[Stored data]
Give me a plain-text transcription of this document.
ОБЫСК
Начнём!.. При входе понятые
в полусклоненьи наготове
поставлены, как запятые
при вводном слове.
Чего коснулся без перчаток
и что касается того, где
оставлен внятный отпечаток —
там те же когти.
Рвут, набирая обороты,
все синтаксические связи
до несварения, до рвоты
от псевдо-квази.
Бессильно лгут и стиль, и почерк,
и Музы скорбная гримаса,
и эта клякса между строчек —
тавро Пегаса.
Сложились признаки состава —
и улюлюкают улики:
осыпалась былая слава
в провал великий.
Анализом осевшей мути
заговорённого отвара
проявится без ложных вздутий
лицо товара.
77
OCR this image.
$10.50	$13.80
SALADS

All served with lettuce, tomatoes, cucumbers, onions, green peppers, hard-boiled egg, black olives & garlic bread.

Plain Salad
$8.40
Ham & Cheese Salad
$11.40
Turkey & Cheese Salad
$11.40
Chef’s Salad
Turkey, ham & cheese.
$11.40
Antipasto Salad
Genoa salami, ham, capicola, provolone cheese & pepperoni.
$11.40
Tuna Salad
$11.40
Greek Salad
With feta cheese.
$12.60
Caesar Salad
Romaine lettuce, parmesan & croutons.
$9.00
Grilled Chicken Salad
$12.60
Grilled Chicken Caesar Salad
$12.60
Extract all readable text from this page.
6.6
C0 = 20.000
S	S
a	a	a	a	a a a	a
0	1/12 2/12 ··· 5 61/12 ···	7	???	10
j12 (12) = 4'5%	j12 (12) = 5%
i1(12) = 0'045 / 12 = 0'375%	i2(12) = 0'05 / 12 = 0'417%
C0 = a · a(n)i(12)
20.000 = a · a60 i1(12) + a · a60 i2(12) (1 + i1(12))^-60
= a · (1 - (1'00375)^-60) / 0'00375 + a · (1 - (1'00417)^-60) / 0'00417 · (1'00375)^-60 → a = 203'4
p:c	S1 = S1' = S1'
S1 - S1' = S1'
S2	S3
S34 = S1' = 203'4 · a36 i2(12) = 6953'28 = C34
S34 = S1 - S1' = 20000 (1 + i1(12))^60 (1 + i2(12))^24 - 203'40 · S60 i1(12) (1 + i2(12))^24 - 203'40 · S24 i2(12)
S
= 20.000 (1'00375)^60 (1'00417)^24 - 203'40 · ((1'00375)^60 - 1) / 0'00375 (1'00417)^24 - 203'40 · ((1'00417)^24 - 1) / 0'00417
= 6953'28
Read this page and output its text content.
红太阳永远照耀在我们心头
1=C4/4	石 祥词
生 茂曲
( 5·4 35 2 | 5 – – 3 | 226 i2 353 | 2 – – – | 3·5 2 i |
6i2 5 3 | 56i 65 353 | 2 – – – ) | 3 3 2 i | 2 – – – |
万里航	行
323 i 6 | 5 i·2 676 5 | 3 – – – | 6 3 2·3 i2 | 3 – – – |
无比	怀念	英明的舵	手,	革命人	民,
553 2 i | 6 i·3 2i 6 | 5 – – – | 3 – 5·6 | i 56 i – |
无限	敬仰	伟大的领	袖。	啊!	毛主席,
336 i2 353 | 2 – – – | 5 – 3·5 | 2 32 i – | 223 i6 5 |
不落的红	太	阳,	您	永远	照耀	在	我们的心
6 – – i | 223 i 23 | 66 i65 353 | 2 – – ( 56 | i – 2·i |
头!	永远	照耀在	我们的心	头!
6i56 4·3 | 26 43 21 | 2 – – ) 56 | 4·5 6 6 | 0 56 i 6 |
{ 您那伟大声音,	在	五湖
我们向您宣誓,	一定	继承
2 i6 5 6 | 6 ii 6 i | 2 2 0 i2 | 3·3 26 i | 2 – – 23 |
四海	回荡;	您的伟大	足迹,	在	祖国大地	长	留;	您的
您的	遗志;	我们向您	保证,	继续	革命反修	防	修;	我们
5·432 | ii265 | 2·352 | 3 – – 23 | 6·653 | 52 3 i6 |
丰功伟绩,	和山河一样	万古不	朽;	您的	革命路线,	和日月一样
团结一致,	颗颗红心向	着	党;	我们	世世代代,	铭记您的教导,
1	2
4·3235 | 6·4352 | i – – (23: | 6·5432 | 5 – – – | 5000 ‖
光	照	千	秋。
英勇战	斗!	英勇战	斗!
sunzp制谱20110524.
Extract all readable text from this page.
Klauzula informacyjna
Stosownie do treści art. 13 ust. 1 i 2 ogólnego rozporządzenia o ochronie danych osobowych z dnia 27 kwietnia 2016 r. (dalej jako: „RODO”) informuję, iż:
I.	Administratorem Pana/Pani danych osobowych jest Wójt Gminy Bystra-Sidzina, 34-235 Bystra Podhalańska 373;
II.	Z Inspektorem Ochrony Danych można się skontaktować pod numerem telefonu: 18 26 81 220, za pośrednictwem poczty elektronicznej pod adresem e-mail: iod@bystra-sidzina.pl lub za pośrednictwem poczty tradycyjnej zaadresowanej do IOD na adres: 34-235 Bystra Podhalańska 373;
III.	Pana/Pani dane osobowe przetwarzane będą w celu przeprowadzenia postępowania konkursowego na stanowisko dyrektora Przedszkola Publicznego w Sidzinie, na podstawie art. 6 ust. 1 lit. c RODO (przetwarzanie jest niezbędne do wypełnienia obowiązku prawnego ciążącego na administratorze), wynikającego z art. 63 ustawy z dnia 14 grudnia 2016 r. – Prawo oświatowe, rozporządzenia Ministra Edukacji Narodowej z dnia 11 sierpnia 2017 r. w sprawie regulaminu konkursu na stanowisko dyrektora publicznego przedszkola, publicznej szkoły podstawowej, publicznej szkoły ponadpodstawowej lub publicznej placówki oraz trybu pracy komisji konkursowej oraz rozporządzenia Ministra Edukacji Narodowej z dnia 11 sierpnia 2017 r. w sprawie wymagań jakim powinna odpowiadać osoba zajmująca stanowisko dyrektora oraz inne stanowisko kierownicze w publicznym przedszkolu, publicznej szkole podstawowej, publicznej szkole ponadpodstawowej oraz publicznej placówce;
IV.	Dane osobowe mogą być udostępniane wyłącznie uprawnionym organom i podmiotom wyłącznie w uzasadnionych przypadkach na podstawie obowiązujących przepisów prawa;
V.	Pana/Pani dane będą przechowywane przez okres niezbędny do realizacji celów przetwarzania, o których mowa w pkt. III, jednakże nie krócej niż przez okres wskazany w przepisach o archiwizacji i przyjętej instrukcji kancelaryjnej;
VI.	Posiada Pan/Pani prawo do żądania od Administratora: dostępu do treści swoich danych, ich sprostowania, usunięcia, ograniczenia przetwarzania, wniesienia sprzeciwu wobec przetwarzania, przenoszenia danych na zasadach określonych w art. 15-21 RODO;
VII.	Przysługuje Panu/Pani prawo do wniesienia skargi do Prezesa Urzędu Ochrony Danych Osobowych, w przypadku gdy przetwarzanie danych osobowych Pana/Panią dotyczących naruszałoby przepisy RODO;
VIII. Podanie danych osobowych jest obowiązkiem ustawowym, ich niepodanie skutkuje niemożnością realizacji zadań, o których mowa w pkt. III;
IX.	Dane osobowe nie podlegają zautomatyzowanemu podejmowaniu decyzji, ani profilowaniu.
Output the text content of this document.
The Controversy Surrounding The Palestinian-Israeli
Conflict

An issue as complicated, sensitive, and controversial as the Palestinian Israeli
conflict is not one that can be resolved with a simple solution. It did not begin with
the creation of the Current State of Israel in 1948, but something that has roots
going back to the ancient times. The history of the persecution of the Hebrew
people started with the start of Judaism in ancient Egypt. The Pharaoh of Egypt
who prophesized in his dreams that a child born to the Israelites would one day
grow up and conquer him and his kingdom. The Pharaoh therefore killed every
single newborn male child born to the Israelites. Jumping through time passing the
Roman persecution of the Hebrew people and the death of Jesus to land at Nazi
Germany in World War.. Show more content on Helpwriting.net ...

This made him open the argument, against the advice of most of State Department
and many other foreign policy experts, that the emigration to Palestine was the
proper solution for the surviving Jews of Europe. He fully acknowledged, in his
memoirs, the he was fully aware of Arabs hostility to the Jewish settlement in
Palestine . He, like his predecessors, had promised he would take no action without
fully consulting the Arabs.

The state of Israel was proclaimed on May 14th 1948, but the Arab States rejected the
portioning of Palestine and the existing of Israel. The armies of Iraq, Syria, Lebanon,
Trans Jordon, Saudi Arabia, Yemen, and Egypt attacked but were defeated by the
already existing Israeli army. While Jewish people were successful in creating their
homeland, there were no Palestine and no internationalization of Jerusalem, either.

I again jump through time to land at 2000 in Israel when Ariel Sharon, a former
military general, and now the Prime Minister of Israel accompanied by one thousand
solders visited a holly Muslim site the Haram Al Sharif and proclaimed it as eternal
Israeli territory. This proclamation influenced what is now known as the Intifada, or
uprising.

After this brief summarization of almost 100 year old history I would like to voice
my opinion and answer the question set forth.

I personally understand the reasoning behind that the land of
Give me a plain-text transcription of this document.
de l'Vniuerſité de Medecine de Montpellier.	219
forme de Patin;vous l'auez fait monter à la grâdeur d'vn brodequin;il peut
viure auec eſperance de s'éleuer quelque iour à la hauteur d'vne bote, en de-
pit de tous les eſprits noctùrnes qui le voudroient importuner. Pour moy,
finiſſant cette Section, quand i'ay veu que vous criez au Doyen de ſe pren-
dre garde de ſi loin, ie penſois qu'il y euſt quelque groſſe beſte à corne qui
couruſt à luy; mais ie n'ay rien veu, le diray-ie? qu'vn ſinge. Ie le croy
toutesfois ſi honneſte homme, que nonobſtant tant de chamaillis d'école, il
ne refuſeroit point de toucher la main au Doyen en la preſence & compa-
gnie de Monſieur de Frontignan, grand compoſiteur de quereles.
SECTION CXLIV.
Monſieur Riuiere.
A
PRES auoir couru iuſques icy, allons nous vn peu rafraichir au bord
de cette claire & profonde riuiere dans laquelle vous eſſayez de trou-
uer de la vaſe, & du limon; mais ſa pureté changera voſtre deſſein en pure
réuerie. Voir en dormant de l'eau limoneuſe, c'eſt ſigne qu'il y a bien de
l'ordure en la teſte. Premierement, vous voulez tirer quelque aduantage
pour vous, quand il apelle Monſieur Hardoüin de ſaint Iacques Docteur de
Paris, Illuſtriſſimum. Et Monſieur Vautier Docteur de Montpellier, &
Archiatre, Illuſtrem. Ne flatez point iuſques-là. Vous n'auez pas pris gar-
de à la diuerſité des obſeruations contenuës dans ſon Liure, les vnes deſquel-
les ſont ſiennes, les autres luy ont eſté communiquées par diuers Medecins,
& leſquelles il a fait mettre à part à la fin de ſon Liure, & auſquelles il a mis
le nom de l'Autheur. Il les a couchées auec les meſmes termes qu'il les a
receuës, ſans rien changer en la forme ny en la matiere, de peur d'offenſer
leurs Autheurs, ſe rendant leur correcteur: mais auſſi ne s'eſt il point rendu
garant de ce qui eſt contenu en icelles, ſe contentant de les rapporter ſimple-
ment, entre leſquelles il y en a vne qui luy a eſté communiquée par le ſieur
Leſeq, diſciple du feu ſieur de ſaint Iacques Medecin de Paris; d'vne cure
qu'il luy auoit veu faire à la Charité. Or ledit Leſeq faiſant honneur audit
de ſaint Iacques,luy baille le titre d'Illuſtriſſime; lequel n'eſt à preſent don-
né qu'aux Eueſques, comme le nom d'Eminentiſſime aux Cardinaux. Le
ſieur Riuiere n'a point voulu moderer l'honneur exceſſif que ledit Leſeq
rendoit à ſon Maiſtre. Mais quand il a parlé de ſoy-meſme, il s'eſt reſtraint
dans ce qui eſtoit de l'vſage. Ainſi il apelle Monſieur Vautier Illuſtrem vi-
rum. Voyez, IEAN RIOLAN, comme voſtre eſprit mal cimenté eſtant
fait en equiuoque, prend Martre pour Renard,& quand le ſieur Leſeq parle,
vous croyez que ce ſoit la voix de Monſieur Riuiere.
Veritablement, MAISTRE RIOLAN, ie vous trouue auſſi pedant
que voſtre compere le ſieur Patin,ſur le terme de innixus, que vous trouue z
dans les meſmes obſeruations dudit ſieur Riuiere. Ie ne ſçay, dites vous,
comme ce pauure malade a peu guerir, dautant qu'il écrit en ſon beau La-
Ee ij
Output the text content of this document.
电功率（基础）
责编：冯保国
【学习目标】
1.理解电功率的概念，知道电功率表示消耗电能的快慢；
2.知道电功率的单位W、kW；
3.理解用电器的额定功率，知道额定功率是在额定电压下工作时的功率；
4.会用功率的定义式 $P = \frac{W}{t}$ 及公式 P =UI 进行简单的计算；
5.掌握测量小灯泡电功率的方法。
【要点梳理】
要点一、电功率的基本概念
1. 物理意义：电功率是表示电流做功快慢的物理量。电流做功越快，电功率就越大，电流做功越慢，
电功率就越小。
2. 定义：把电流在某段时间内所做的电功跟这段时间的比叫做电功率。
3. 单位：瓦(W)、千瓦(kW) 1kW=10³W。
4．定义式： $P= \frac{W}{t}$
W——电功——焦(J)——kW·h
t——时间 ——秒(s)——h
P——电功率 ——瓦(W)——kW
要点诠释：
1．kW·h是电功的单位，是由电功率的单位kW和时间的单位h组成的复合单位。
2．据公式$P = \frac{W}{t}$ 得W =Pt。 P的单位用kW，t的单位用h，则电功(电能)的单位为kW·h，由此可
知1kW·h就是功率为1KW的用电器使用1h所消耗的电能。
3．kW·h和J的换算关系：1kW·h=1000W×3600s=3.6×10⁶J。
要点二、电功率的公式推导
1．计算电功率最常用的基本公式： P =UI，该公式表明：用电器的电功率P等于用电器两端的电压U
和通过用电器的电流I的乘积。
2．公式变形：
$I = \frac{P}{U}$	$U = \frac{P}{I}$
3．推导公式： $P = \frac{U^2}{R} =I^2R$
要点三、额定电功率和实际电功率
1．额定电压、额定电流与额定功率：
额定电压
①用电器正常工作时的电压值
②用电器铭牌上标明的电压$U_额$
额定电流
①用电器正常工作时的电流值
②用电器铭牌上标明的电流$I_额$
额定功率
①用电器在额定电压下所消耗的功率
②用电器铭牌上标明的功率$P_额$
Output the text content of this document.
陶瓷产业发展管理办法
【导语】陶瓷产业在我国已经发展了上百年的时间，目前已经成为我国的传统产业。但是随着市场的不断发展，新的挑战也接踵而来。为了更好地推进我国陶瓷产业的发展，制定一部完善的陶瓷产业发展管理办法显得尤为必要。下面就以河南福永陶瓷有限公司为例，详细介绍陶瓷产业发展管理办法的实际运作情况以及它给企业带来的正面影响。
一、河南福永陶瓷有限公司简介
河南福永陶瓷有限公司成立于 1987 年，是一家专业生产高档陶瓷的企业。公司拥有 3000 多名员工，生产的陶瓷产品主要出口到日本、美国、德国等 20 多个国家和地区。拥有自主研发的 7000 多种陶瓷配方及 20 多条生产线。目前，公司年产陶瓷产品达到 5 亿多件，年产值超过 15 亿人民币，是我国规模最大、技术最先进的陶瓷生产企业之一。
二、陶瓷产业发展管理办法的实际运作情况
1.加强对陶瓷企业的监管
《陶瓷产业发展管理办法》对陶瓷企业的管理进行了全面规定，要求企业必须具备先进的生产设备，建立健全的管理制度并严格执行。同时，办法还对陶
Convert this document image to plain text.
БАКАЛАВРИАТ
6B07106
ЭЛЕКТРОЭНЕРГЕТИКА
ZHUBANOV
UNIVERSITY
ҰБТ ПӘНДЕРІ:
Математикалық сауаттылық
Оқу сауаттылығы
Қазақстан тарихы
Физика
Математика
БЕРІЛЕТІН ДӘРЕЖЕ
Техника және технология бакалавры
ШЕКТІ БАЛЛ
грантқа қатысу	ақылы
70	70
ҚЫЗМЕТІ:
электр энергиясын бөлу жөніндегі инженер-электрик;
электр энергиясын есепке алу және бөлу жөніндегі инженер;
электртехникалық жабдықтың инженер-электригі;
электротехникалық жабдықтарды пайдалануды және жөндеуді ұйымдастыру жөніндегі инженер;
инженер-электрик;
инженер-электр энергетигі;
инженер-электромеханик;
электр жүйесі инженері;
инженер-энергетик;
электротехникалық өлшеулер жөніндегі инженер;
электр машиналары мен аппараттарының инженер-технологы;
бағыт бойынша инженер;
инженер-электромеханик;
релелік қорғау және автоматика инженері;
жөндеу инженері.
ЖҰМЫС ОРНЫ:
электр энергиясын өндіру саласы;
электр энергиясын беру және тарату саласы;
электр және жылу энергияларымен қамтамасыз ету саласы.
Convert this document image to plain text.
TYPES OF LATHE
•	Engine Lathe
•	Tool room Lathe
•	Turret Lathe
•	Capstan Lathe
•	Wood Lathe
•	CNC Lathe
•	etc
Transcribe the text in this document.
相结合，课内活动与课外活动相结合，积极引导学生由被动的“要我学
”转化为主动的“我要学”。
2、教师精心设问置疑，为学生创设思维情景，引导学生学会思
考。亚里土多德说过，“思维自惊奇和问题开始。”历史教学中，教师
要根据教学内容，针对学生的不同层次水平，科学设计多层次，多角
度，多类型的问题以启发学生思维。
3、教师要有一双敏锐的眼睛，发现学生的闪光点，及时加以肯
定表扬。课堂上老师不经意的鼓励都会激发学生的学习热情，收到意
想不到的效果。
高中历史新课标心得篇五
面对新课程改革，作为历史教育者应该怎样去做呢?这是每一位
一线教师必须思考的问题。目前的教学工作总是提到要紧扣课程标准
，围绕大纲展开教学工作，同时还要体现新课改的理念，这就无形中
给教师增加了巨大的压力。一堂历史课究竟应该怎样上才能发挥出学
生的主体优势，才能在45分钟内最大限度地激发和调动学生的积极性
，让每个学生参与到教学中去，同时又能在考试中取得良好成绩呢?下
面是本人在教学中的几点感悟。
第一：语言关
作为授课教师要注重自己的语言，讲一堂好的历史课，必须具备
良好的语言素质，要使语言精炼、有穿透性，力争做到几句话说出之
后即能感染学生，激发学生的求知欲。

- What the task requires: Search the entries for the word "Egypt", then gather every line that has it.

- Complete answer:
people started with the start of Judaism in ancient Egypt. The Pharaoh of Egypt
Trans Jordon, Saudi Arabia, Yemen, and Egypt attacked but were defeated by the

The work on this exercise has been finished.